## EXTRACTED INFORMATION
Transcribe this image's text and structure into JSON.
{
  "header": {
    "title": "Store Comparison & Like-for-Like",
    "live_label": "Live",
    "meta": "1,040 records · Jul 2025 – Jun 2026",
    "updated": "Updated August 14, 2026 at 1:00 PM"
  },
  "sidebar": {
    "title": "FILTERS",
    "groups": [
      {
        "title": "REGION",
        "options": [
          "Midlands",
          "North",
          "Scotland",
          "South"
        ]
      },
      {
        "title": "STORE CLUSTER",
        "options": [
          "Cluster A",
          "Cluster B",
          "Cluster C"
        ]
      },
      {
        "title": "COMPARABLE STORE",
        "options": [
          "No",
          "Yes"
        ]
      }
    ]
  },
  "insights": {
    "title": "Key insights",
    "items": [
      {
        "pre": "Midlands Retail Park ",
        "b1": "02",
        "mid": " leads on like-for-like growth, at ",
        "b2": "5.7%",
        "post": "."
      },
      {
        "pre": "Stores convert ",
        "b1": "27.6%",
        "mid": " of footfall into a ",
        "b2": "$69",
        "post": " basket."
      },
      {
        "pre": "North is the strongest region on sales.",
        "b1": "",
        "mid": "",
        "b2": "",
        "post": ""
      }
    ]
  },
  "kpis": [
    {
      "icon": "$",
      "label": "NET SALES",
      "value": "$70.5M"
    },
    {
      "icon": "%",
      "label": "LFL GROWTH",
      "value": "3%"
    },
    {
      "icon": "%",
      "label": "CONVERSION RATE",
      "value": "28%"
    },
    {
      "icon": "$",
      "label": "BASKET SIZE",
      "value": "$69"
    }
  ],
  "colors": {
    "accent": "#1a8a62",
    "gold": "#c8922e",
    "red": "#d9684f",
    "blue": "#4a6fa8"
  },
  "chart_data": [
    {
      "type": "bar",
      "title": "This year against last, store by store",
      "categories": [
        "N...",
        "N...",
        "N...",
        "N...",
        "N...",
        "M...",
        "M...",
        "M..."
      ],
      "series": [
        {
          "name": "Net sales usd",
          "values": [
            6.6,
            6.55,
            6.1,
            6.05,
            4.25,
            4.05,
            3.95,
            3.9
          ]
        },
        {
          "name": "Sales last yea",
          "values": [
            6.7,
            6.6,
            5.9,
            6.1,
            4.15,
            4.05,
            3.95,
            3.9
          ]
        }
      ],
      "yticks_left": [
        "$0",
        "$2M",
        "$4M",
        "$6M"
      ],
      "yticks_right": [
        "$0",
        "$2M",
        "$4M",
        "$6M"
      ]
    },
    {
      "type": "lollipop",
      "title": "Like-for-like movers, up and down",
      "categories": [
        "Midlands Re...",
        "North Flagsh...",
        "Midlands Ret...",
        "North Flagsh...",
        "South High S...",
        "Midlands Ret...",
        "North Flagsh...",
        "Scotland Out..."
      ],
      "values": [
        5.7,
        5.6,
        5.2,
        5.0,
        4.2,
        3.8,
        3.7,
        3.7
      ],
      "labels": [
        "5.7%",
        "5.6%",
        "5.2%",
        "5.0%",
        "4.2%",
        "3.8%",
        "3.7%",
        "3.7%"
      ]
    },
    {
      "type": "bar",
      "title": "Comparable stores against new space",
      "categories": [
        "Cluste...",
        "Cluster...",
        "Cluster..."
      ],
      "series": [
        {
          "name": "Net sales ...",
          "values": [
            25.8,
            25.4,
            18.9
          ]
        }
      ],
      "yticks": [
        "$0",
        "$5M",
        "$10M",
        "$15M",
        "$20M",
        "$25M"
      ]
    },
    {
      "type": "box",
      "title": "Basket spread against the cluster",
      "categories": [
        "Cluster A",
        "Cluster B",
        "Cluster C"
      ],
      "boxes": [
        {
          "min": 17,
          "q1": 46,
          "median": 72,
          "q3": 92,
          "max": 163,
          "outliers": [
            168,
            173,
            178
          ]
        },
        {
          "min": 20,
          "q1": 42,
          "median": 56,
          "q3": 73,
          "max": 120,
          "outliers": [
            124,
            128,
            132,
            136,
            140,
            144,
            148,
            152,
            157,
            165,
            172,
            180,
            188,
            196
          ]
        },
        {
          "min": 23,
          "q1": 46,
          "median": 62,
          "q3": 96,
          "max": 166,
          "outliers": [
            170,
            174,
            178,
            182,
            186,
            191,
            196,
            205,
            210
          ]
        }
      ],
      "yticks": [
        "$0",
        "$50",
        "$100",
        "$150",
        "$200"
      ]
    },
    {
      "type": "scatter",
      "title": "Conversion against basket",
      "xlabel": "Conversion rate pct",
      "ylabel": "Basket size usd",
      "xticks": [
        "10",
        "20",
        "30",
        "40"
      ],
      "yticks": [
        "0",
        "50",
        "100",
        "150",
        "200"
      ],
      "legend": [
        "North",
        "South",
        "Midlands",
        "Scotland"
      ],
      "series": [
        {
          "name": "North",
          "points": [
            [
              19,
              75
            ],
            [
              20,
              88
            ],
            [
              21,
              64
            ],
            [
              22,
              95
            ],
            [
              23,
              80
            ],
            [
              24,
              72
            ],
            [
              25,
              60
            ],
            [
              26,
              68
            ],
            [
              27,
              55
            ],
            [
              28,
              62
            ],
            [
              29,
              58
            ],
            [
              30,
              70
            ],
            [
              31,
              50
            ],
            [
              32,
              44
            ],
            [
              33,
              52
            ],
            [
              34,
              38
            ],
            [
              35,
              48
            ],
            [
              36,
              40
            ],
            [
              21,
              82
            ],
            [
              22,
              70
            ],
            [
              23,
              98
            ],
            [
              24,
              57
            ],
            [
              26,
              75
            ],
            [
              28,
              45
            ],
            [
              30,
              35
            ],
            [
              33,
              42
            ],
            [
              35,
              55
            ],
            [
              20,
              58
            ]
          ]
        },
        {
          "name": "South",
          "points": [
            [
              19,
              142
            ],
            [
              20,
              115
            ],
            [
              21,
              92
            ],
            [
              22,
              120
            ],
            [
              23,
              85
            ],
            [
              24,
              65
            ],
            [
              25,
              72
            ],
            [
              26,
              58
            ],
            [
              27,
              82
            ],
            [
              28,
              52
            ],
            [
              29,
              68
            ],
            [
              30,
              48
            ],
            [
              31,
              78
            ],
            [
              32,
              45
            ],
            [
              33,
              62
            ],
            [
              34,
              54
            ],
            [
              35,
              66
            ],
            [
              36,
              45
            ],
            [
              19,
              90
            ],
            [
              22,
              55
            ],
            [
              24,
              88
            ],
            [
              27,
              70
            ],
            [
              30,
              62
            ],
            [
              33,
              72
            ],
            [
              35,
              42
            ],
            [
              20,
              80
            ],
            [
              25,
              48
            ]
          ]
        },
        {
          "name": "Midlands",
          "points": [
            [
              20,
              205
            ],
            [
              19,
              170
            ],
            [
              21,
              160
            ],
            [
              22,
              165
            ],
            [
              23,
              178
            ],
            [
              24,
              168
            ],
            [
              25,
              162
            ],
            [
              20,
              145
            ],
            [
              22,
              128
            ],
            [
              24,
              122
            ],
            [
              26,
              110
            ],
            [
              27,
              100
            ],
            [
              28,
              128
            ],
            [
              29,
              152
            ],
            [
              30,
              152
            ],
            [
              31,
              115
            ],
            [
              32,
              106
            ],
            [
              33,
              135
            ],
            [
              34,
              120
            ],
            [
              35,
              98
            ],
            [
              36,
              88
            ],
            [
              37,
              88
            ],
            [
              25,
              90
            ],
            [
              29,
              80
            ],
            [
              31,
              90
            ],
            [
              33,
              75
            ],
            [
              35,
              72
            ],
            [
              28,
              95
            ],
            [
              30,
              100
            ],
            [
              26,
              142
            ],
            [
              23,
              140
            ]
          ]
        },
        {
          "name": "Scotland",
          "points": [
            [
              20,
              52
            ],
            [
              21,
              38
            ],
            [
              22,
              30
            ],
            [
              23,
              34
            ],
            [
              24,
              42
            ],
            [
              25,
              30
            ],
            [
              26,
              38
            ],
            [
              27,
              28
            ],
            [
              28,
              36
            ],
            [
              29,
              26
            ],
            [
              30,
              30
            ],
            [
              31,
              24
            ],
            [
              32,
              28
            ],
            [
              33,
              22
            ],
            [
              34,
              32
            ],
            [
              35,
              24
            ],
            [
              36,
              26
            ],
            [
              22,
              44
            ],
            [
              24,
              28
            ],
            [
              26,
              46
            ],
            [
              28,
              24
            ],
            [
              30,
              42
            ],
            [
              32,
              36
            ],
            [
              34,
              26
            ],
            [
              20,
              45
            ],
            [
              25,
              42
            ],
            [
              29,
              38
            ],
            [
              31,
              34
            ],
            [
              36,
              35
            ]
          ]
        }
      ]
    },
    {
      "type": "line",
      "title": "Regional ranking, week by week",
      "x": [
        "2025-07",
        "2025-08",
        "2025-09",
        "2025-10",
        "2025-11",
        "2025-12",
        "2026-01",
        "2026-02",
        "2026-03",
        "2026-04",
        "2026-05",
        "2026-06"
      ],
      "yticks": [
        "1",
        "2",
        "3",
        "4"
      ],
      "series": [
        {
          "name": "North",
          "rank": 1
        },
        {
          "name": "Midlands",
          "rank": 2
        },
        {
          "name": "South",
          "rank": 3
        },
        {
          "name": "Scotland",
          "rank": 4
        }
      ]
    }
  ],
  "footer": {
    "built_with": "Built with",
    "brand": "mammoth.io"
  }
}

## WHAT IS NEEDED
Make a list of all lines in the data that contain "against".

## ANSWER TO THIS TASK
      "title": "This year against last, store by store",
      "title": "Comparable stores against new space",
      "title": "Basket spread against the cluster",
      "title": "Conversion against basket",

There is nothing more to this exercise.